[Extracted records]
#####

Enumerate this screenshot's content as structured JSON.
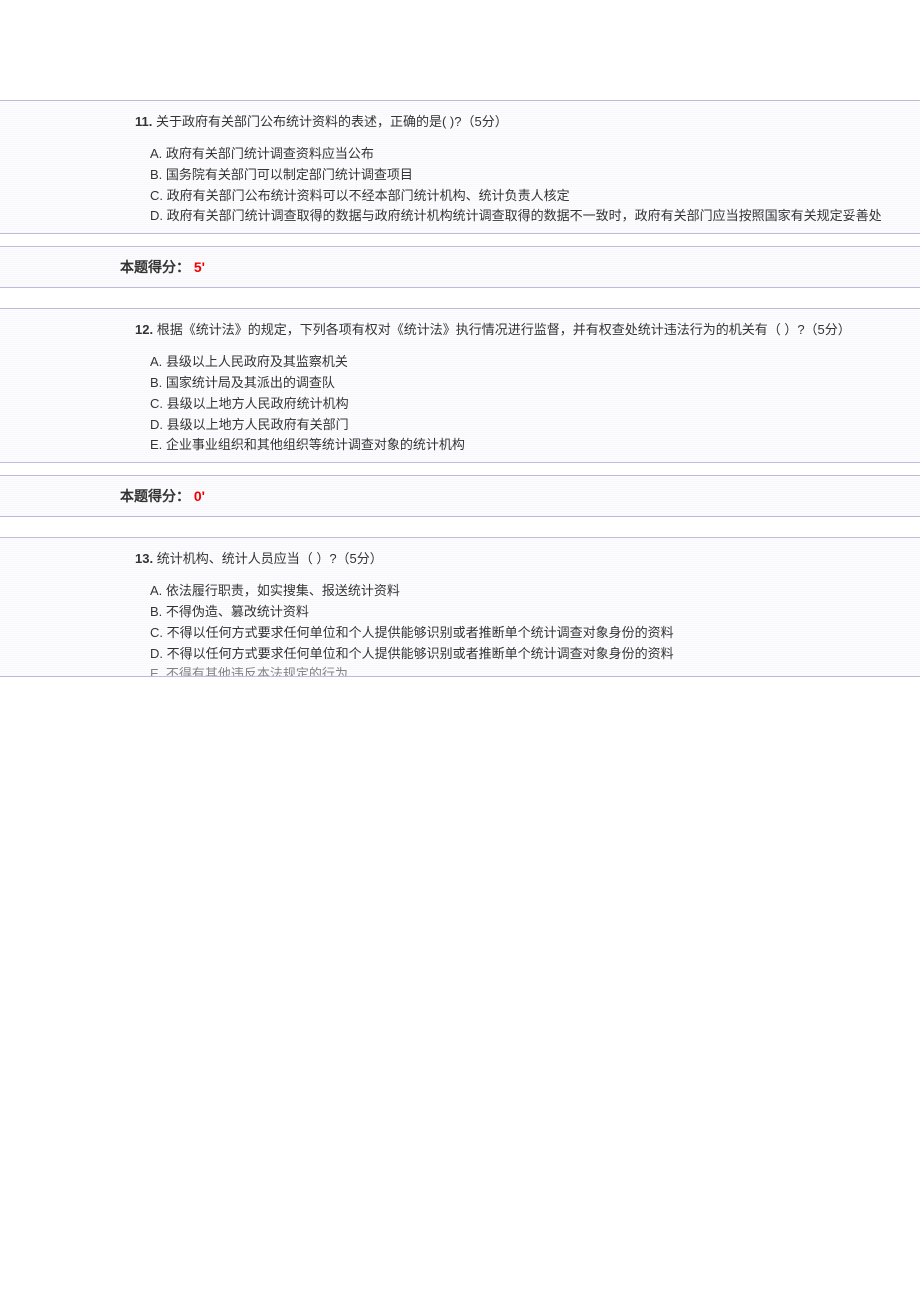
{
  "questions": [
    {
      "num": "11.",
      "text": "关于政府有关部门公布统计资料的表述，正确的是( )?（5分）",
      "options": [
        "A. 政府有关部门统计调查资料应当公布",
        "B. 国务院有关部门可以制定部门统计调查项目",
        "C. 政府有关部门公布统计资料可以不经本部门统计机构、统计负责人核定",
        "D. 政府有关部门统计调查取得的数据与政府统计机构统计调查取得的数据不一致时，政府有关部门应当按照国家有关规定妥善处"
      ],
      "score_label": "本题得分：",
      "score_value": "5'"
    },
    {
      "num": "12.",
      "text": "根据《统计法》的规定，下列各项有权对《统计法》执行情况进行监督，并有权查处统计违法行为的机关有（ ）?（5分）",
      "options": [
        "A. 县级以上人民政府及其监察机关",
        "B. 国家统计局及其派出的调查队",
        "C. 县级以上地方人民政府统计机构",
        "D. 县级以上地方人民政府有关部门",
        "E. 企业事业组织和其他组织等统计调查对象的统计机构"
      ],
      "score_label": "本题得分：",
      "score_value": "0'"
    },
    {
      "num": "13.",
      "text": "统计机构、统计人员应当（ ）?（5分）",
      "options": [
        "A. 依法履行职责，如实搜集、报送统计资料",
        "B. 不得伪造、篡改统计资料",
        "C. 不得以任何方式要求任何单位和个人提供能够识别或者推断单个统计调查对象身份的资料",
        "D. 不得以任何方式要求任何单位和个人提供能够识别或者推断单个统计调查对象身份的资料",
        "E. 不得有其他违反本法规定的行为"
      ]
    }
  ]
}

#####

**The exercise:**
Your task is to collect every line above that contains the word "不得以任何方式要求任何单位和个人提供能够识别或者推断单个统计调查对象身份的资料".

**Complete answer:**
        "C. 不得以任何方式要求任何单位和个人提供能够识别或者推断单个统计调查对象身份的资料",
        "D. 不得以任何方式要求任何单位和个人提供能够识别或者推断单个统计调查对象身份的资料",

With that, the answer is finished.